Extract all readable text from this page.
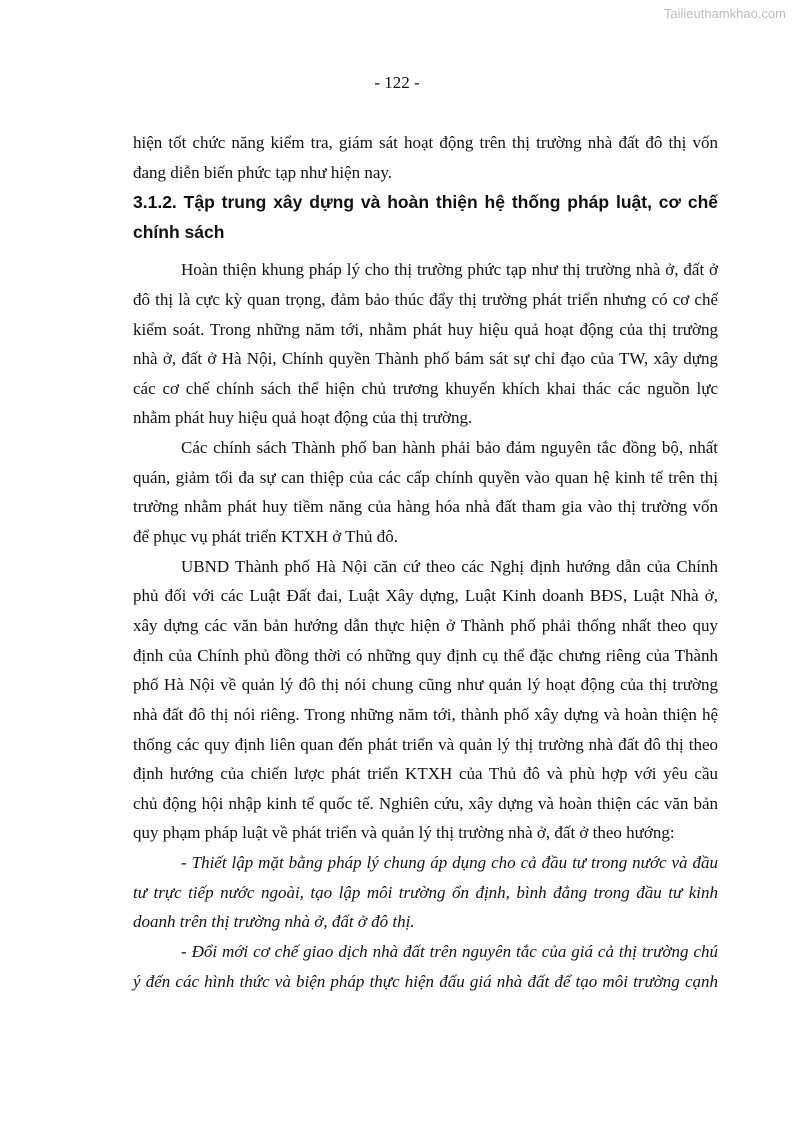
Tailieuthamkhao.com
- 122 -
hiện tốt chức năng kiểm tra, giám sát hoạt động trên thị trường nhà đất đô thị vốn
đang diễn biến phức tạp như hiện nay.
3.1.2. Tập trung xây dựng và hoàn thiện hệ thống pháp luật, cơ chế
chính sách
Hoàn thiện khung pháp lý cho thị trường phức tạp như thị trường nhà ở, đất ở
đô thị là cực kỳ quan trọng, đảm bảo thúc đẩy thị trường phát triển nhưng có cơ chế
kiểm soát. Trong những năm tới, nhằm phát huy hiệu quả hoạt động của thị trường
nhà ở, đất ở Hà Nội, Chính quyền Thành phố bám sát sự chỉ đạo của TW, xây dựng
các cơ chế chính sách thể hiện chủ trương khuyến khích khai thác các nguồn lực
nhằm phát huy hiệu quả hoạt động của thị trường.
Các chính sách Thành phố ban hành phải bảo đảm nguyên tắc đồng bộ, nhất
quán, giảm tối đa sự can thiệp của các cấp chính quyền vào quan hệ kinh tế trên thị
trường nhằm phát huy tiềm năng của hàng hóa nhà đất tham gia vào thị trường vốn
để phục vụ phát triển KTXH ở Thủ đô.
UBND Thành phố Hà Nội căn cứ theo các Nghị định hướng dẫn của Chính
phủ đối với các Luật Đất đai, Luật Xây dựng, Luật Kinh doanh BĐS, Luật Nhà ở,
xây dựng các văn bản hướng dẫn thực hiện ở Thành phố phải thống nhất theo quy
định của Chính phủ đồng thời có những quy định cụ thể đặc chưng riêng của Thành
phố Hà Nội về quản lý đô thị nói chung cũng như quản lý hoạt động của thị trường
nhà đất đô thị nói riêng. Trong những năm tới, thành phố xây dựng và hoàn thiện hệ
thống các quy định liên quan đến phát triển và quản lý thị trường nhà đất đô thị theo
định hướng của chiến lược phát triển KTXH của Thủ đô và phù hợp với yêu cầu
chủ động hội nhập kinh tế quốc tế. Nghiên cứu, xây dựng và hoàn thiện các văn bản
quy phạm pháp luật về phát triển và quản lý thị trường nhà ở, đất ở theo hướng:
- Thiết lập mặt bằng pháp lý chung áp dụng cho cả đầu tư trong nước và đầu
tư trực tiếp nước ngoài, tạo lập môi trường ổn định, bình đẳng trong đầu tư kinh
doanh trên thị trường nhà ở, đất ở đô thị.
- Đổi mới cơ chế giao dịch nhà đất trên nguyên tắc của giá cả thị trường chú
ý đến các hình thức và biện pháp thực hiện đấu giá nhà đất để tạo môi trường cạnh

:::::

WORK REQUIRED:
Repeat the material above verbatim. Leave the pictures behind.

FINISHED ANSWER:
Extract all readable text from this page.
Tailieuthamkhao.com
- 122 -
hiện tốt chức năng kiểm tra, giám sát hoạt động trên thị trường nhà đất đô thị vốn
đang diễn biến phức tạp như hiện nay.
3.1.2. Tập trung xây dựng và hoàn thiện hệ thống pháp luật, cơ chế
chính sách
Hoàn thiện khung pháp lý cho thị trường phức tạp như thị trường nhà ở, đất ở
đô thị là cực kỳ quan trọng, đảm bảo thúc đẩy thị trường phát triển nhưng có cơ chế
kiểm soát. Trong những năm tới, nhằm phát huy hiệu quả hoạt động của thị trường
nhà ở, đất ở Hà Nội, Chính quyền Thành phố bám sát sự chỉ đạo của TW, xây dựng
các cơ chế chính sách thể hiện chủ trương khuyến khích khai thác các nguồn lực
nhằm phát huy hiệu quả hoạt động của thị trường.
Các chính sách Thành phố ban hành phải bảo đảm nguyên tắc đồng bộ, nhất
quán, giảm tối đa sự can thiệp của các cấp chính quyền vào quan hệ kinh tế trên thị
trường nhằm phát huy tiềm năng của hàng hóa nhà đất tham gia vào thị trường vốn
để phục vụ phát triển KTXH ở Thủ đô.
UBND Thành phố Hà Nội căn cứ theo các Nghị định hướng dẫn của Chính
phủ đối với các Luật Đất đai, Luật Xây dựng, Luật Kinh doanh BĐS, Luật Nhà ở,
xây dựng các văn bản hướng dẫn thực hiện ở Thành phố phải thống nhất theo quy
định của Chính phủ đồng thời có những quy định cụ thể đặc chưng riêng của Thành
phố Hà Nội về quản lý đô thị nói chung cũng như quản lý hoạt động của thị trường
nhà đất đô thị nói riêng. Trong những năm tới, thành phố xây dựng và hoàn thiện hệ
thống các quy định liên quan đến phát triển và quản lý thị trường nhà đất đô thị theo
định hướng của chiến lược phát triển KTXH của Thủ đô và phù hợp với yêu cầu
chủ động hội nhập kinh tế quốc tế. Nghiên cứu, xây dựng và hoàn thiện các văn bản
quy phạm pháp luật về phát triển và quản lý thị trường nhà ở, đất ở theo hướng:
- Thiết lập mặt bằng pháp lý chung áp dụng cho cả đầu tư trong nước và đầu
tư trực tiếp nước ngoài, tạo lập môi trường ổn định, bình đẳng trong đầu tư kinh
doanh trên thị trường nhà ở, đất ở đô thị.
- Đổi mới cơ chế giao dịch nhà đất trên nguyên tắc của giá cả thị trường chú
ý đến các hình thức và biện pháp thực hiện đấu giá nhà đất để tạo môi trường cạnh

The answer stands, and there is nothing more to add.